## Challenge
Find the lines containing "alaikum" and say how many there are, with no other words.

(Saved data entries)
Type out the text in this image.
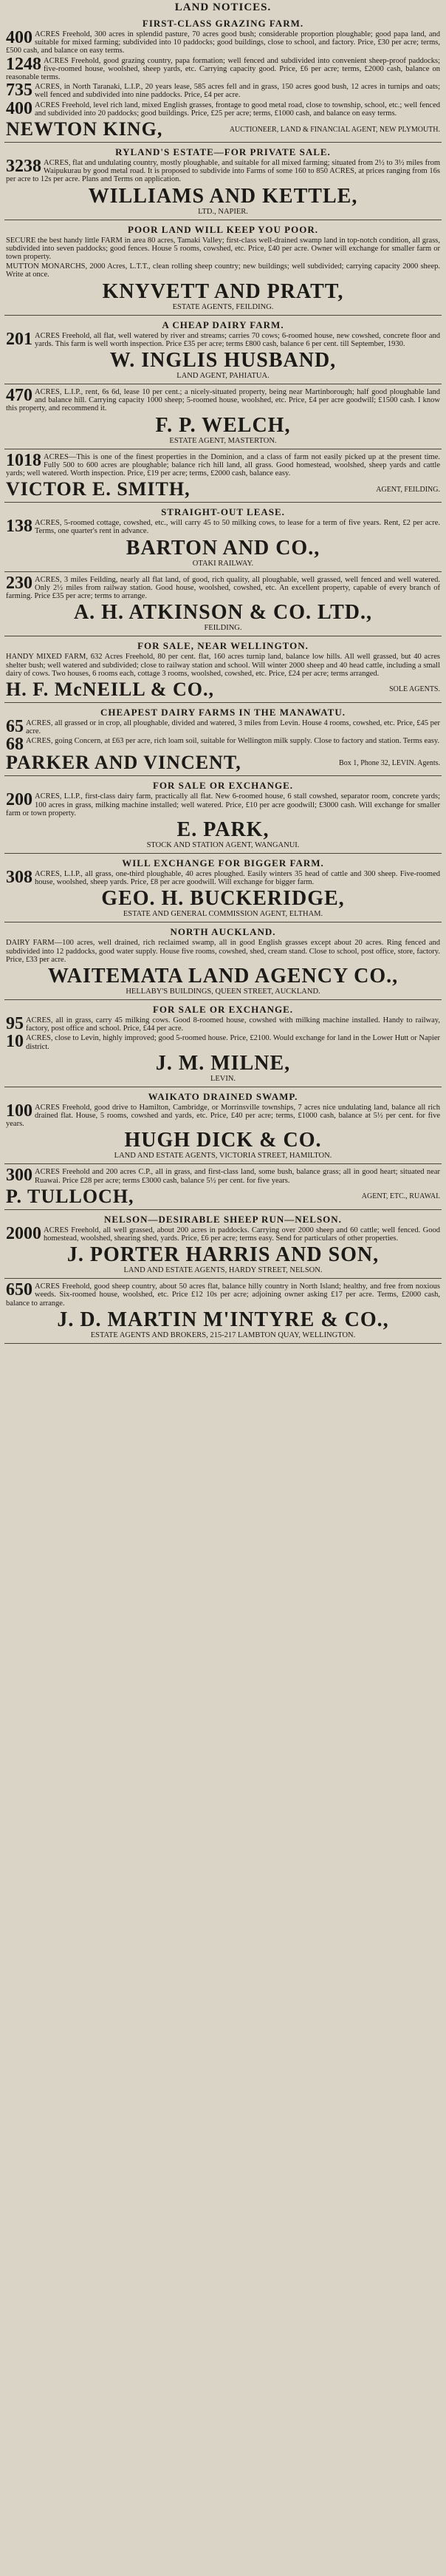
LAND NOTICES.
FIRST-CLASS GRAZING FARM.
400 ACRES Freehold, 300 acres in splendid pasture, 70 acres good bush; considerable proportion ploughable; good papa land, and suitable for mixed farming; subdivided into 10 paddocks; good buildings, close to school, and factory. Price, £30 per acre; terms, £500 cash, and balance on easy terms.
1248 ACRES Freehold, good grazing country, papa formation; well fenced and subdivided into convenient sheep-proof paddocks; five-roomed house, woolshed, sheep yards, etc. Carrying capacity good. Price, £6 per acre; terms, £2000 cash, balance on reasonable terms.
735 ACRES, in North Taranaki, L.I.P., 20 years lease, 585 acres fell and in grass, 150 acres good bush, 12 acres in turnips and oats; well fenced and subdivided into nine paddocks. Price, £4 per acre.
400 ACRES Freehold, level rich land, mixed English grasses, frontage to good metal road, close to township, school, etc.; well fenced and subdivided into 20 paddocks; good buildings. Price, £25 per acre; terms, £1000 cash, and balance on easy terms.
NEWTON KING,	AUCTIONEER, LAND & FINANCIAL AGENT, NEW PLYMOUTH.
RYLAND'S ESTATE—FOR PRIVATE SALE.
3238 ACRES, flat and undulating country, mostly ploughable, and suitable for all mixed farming; situated from 2½ to 3½ miles from Waipukurau by good metal road. It is proposed to subdivide into Farms of some 160 to 850 ACRES, at prices ranging from 16s per acre to 12s per acre. Plans and Terms on application.
WILLIAMS AND KETTLE,
LTD., NAPIER.
POOR LAND WILL KEEP YOU POOR.
SECURE the best handy little FARM in area 80 acres, Tamaki Valley; first-class well-drained swamp land in top-notch condition, all grass, subdivided into seven paddocks; good fences. House 5 rooms, cowshed, etc. Price, £40 per acre. Owner will exchange for smaller farm or town property.
MUTTON MONARCHS, 2000 Acres, L.T.T., clean rolling sheep country; new buildings; well subdivided; carrying capacity 2000 sheep. Write at once.
KNYVETT AND PRATT,
ESTATE AGENTS, FEILDING.
A CHEAP DAIRY FARM.
201 ACRES Freehold, all flat, well watered by river and streams; carries 70 cows; 6-roomed house, new cowshed, concrete floor and yards. This farm is well worth inspection. Price £35 per acre; terms £800 cash, balance 6 per cent. till September, 1930.
W. INGLIS HUSBAND,
LAND AGENT, PAHIATUA.
470 ACRES, L.I.P., rent, 6s 6d, lease 10 per cent.; a nicely-situated property, being near Martinborough; half good ploughable land and balance hill. Carrying capacity 1000 sheep; 5-roomed house, woolshed, etc. Price, £4 per acre goodwill; £1500 cash. I know this property, and recommend it.
F. P. WELCH,
ESTATE AGENT, MASTERTON.
1018 ACRES—This is one of the finest properties in the Dominion, and a class of farm not easily picked up at the present time. Fully 500 to 600 acres are ploughable; balance rich hill land, all grass. Good homestead, woolshed, sheep yards and cattle yards; well watered. Worth inspection. Price, £19 per acre; terms, £2000 cash, balance easy.
VICTOR E. SMITH,	AGENT, FEILDING.
STRAIGHT-OUT LEASE.
138 ACRES, 5-roomed cottage, cowshed, etc., will carry 45 to 50 milking cows, to lease for a term of five years. Rent, £2 per acre. Terms, one quarter's rent in advance.
BARTON AND CO.,
OTAKI RAILWAY.
230 ACRES, 3 miles Feilding, nearly all flat land, of good, rich quality, all ploughable, well grassed, well fenced and well watered. Only 2½ miles from railway station. Good house, woolshed, cowshed, etc. An excellent property, capable of every branch of farming. Price £35 per acre; terms to arrange.
A. H. ATKINSON & CO. LTD.,
FEILDING.
FOR SALE, NEAR WELLINGTON.
HANDY MIXED FARM, 632 Acres Freehold, 80 per cent. flat, 160 acres turnip land, balance low hills. All well grassed, but 40 acres shelter bush; well watered and subdivided; close to railway station and school. Will winter 2000 sheep and 40 head cattle, including a small dairy of cows. Two houses, 6 rooms each, cottage 3 rooms, woolshed, cowshed, etc. Price, £24 per acre; terms arranged.
H. F. McNEILL & CO.,	SOLE AGENTS.
CHEAPEST DAIRY FARMS IN THE MANAWATU.
65 ACRES, all grassed or in crop, all ploughable, divided and watered, 3 miles from Levin. House 4 rooms, cowshed, etc. Price, £45 per acre.
68 ACRES, going Concern, at £63 per acre, rich loam soil, suitable for Wellington milk supply. Close to factory and station. Terms easy.
PARKER AND VINCENT,	Box 1, Phone 32, LEVIN. Agents.
FOR SALE OR EXCHANGE.
200 ACRES, L.I.P., first-class dairy farm, practically all flat. New 6-roomed house, 6 stall cowshed, separator room, concrete yards; 100 acres in grass, milking machine installed; well watered. Price, £10 per acre goodwill; £3000 cash. Will exchange for smaller farm or town property.
E. PARK,
STOCK AND STATION AGENT, WANGANUI.
WILL EXCHANGE FOR BIGGER FARM.
308 ACRES, L.I.P., all grass, one-third ploughable, 40 acres ploughed. Easily winters 35 head of cattle and 300 sheep. Five-roomed house, woolshed, sheep yards. Price, £8 per acre goodwill. Will exchange for bigger farm.
GEO. H. BUCKERIDGE,
ESTATE AND GENERAL COMMISSION AGENT, ELTHAM.
NORTH AUCKLAND.
DAIRY FARM—100 acres, well drained, rich reclaimed swamp, all in good English grasses except about 20 acres. Ring fenced and subdivided into 12 paddocks, good water supply. House five rooms, cowshed, shed, cream stand. Close to school, post office, store, factory. Price, £33 per acre.
WAITEMATA LAND AGENCY CO.,
HELLABY'S BUILDINGS, QUEEN STREET, AUCKLAND.
FOR SALE OR EXCHANGE.
95 ACRES, all in grass, carry 45 milking cows. Good 8-roomed house, cowshed with milking machine installed. Handy to railway, factory, post office and school. Price, £44 per acre.
10 ACRES, close to Levin, highly improved; good 5-roomed house. Price, £2100. Would exchange for land in the Lower Hutt or Napier district.
J. M. MILNE,
LEVIN.
WAIKATO DRAINED SWAMP.
100 ACRES Freehold, good drive to Hamilton, Cambridge, or Morrinsville townships, 7 acres nice undulating land, balance all rich drained flat. House, 5 rooms, cowshed and yards, etc. Price, £40 per acre; terms, £1000 cash, balance at 5½ per cent. for five years.
HUGH DICK & CO.
LAND AND ESTATE AGENTS, VICTORIA STREET, HAMILTON.
300 ACRES Freehold and 200 acres C.P., all in grass, and first-class land, some bush, balance grass; all in good heart; situated near Ruawai. Price £28 per acre; terms £3000 cash, balance 5½ per cent. for five years.
P. TULLOCH,	AGENT, ETC., RUAWAI.
NELSON—DESIRABLE SHEEP RUN—NELSON.
2000 ACRES Freehold, all well grassed, about 200 acres in paddocks. Carrying over 2000 sheep and 60 cattle; well fenced. Good homestead, woolshed, shearing shed, yards. Price, £6 per acre; terms easy. Send for particulars of other properties.
J. PORTER HARRIS AND SON,
LAND AND ESTATE AGENTS, HARDY STREET, NELSON.
650 ACRES Freehold, good sheep country, about 50 acres flat, balance hilly country in North Island; healthy, and free from noxious weeds. Six-roomed house, woolshed, etc. Price £12 10s per acre; adjoining owner asking £17 per acre. Terms, £2000 cash, balance to arrange.
J. D. MARTIN M'INTYRE & CO.,
ESTATE AGENTS AND BROKERS, 215-217 LAMBTON QUAY, WELLINGTON.
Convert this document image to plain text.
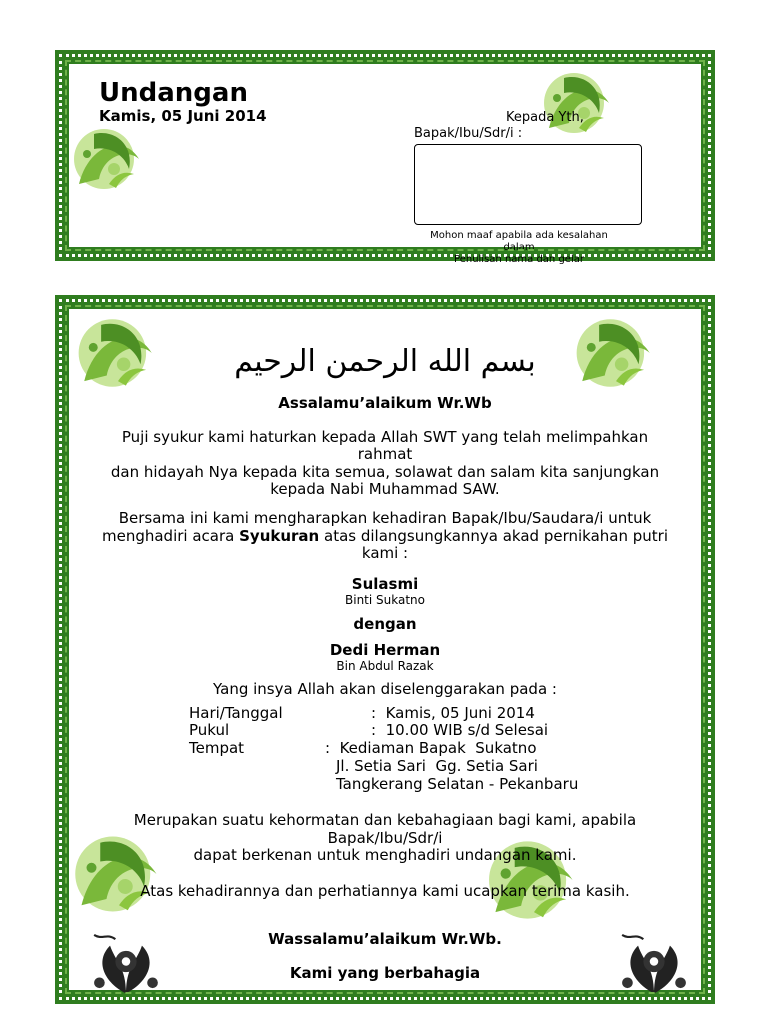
Undangan
Kamis, 05 Juni 2014	Kepada Yth,
Bapak/Ibu/Sdr/i :
Mohon maaf apabila ada kesalahan
dalam
Penulisan nama dan gelar
بسم الله الرحمن الرحيم
Assalamu’alaikum Wr.Wb
Puji syukur kami haturkan kepada Allah SWT yang telah melimpahkan
rahmat
dan hidayah Nya kepada kita semua, solawat dan salam kita sanjungkan
kepada Nabi Muhammad SAW.
Bersama ini kami mengharapkan kehadiran Bapak/Ibu/Saudara/i untuk
menghadiri acara Syukuran atas dilangsungkannya akad pernikahan putri
kami :
Sulasmi
Binti Sukatno
dengan
Dedi Herman
Bin Abdul Razak
Yang insya Allah akan diselenggarakan pada :
Hari/Tanggal	:  Kamis, 05 Juni 2014
Pukul	:  10.00 WIB s/d Selesai
Tempat	:  Kediaman Bapak  Sukatno
Jl. Setia Sari  Gg. Setia Sari
Tangkerang Selatan - Pekanbaru
Merupakan suatu kehormatan dan kebahagiaan bagi kami, apabila
Bapak/Ibu/Sdr/i
dapat berkenan untuk menghadiri undangan kami.
Atas kehadirannya dan perhatiannya kami ucapkan terima kasih.
Wassalamu’alaikum Wr.Wb.
Kami yang berbahagia
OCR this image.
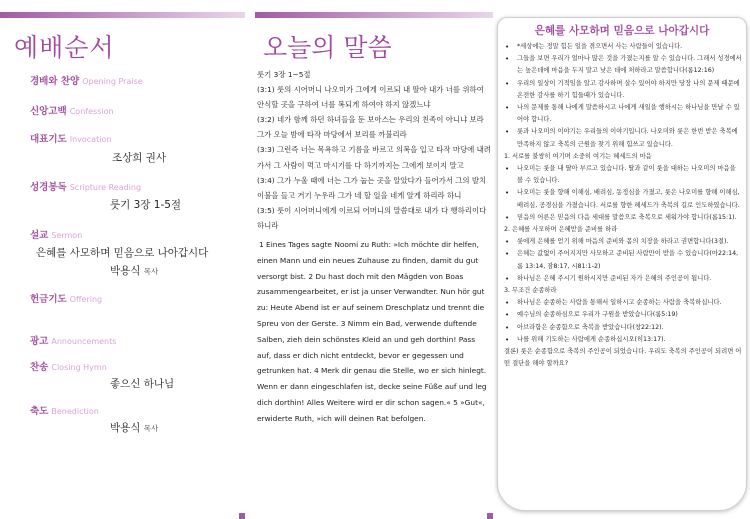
예배순서
경배와 찬양 Opening Praise
신앙고백 Confession
대표기도 Invocation
조상희 권사
성경봉독 Scripture Reading
룻기 3장 1-5절
설교 Sermon
은혜를 사모하며 믿음으로 나아갑시다
박용식 목사
헌금기도 Offering
광고 Announcements
찬송 Closing Hymn
좋으신 하나님
축도 Benediction
박용식 목사
오늘의 말씀

룻기 3장 1~5절

(3:1) 룻의 시어머니 나오미가 그에게 이르되 내 딸아 내가 너를 위하여 안식할 곳을 구하여 너를 복되게 하여야 하지 않겠느냐

(3:2) 네가 함께 하던 하녀들을 둔 보아스는 우리의 친족이 아니냐 보라 그가 오늘 밤에 타작 마당에서 보리를 까불리라

(3:3) 그런즉 너는 목욕하고 기름을 바르고 의복을 입고 타작 마당에 내려가서 그 사람이 먹고 마시기를 다 하기까지는 그에게 보이지 말고

(3:4) 그가 누울 때에 너는 그가 눕는 곳을 알았다가 들어가서 그의 발치 이불을 들고 거기 누우라 그가 네 할 일을 네게 알게 하리라 하니

(3:5) 룻이 시어머니에게 이르되 어머니의 말씀대로 내가 다 행하리이다 하니라

1 Eines Tages sagte Noomi zu Ruth: »Ich möchte dir helfen, einen Mann und ein neues Zuhause zu finden, damit du gut versorgt bist. 2 Du hast doch mit den Mägden von Boas zusammengearbeitet, er ist ja unser Verwandter. Nun hör gut zu: Heute Abend ist er auf seinem Dreschplatz und trennt die Spreu von der Gerste. 3 Nimm ein Bad, verwende duftende Salben, zieh dein schönstes Kleid an und geh dorthin! Pass auf, dass er dich nicht entdeckt, bevor er gegessen und getrunken hat. 4 Merk dir genau die Stelle, wo er sich hinlegt. Wenn er dann eingeschlafen ist, decke seine Füße auf und leg dich dorthin! Alles Weitere wird er dir schon sagen.« 5 »Gut«, erwiderte Ruth, »ich will deinen Rat befolgen.

은혜를 사모하며 믿음으로 나아갑시다
• *세상에는 정말 힘든 일을 겪으면서 사는 사람들이 있습니다.
• 그들을 보면 우리가 얼마나 많은 것을 가졌는지를 알 수 있습니다. 그래서 성경에서는 높은데에 마음을 두지 말고 낮은 데에 처하라고 말씀합니다(롬12:16)
• 우리의 일상이 기적임을 알고 감사하며 살수 있어야 하지만 당장 나의 문제 때문에 온전한 감사를 하기 힘들때가 있습니다.
• 나의 문제를 통해 나에게 말씀하시고 나에게 새일을 행하시는 하나님을 만날 수 있어야 합니다.
• 룻과 나오미의 이야기는 우리들의 이야기입니다. 나오미와 룻은 한번 받은 축복에 만족하지 않고 축복의 근원을 찾기 위해 힘쓰고 있습니다.
1. 서로를 불쌍히 여기며 소중히 여기는 혜세드의 마음
• 나오미는 룻을 내 딸아 부르고 있습니다. 딸과 같이 룻을 대하는 나오미의 마음을 볼 수 있습니다.
• 나오미는 룻을 향해 이해심, 배려심, 동정심을 가졌고, 룻은 나오미를 향해 이해심, 배려심, 공경심을 가졌습니다. 서로를 향한 헤세드가 축복의 길로 인도하였습니다.
• 믿음의 어른은 믿음의 다음 세대를 말씀으로 축복으로 세워가야 합니다(롬15:1).
2. 은혜를 사모하며 은혜받을 준비를 하라
• 룻에게 은혜를 얻기 위해 마음의 준비와 몸의 치장을 하라고 권면합니다(3절).
• 은혜는 값없이 주어지지만 사모하고 준비된 사람만이 받을 수 있습니다(마22:14, 롬 13:14, 잠8:17, 시81:1-2)
• 하나님은 은혜 주시기 원하시지만 준비된 자가 은혜의 주인공이 됩니다.
3. 무조건 순종하라
• 하나님은 순종하는 사람을 통해서 일하시고 순종하는 사람을 축복하십니다.
• 예수님의 순종하심으로 우리가 구원을 받았습니다(롬5:19)
• 아브라함은 순종함으로 축복을 받았습니다(창22:12).
• 나를 위해 기도하는 사람에게 순종하십시오(히13:17).
결론) 룻은 순종함으로 축복의 주인공이 되었습니다. 우리도 축복의 주인공이 되려면 어떤 결단을 해야 할까요?
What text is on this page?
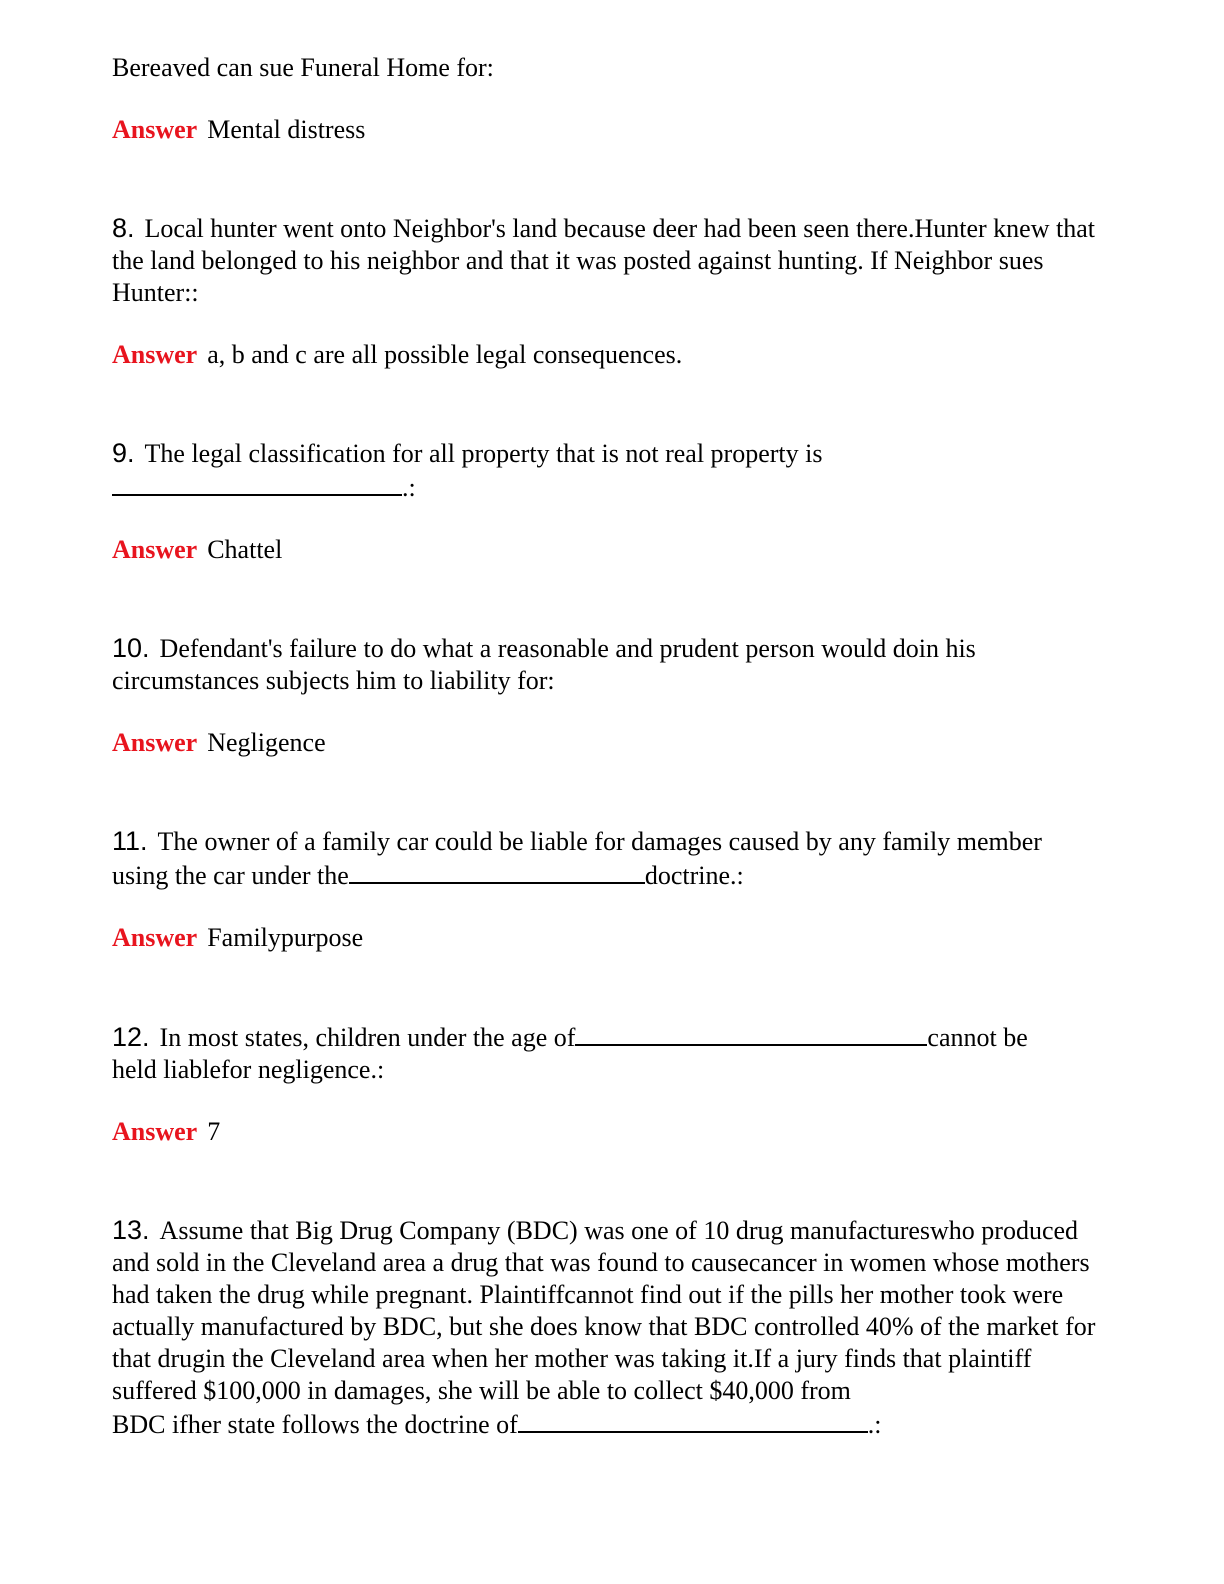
Bereaved can sue Funeral Home for:
Answer Mental distress
8. Local hunter went onto Neighbor's land because deer had been seen there.Hunter knew that the land belonged to his neighbor and that it was posted against hunting. If Neighbor sues Hunter::
Answer a, b and c are all possible legal consequences.
9. The legal classification for all property that is not real property is
.:
Answer Chattel
10. Defendant's failure to do what a reasonable and prudent person would doin his circumstances subjects him to liability for:
Answer Negligence
11. The owner of a family car could be liable for damages caused by any family member
using the car under the	doctrine.:
Answer Familypurpose
12. In most states, children under the age of	cannot be
held liablefor negligence.:
Answer 7
13. Assume that Big Drug Company (BDC) was one of 10 drug manufactureswho produced and sold in the Cleveland area a drug that was found to causecancer in women whose mothers had taken the drug while pregnant. Plaintiffcannot find out if the pills her mother took were actually manufactured by BDC, but she does know that BDC controlled 40% of the market for that drugin the Cleveland area when her mother was taking it.If a jury finds that plaintiff suffered $100,000 in damages, she will be able to collect $40,000 from
BDC ifher state follows the doctrine of	.:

## Answer to the task
2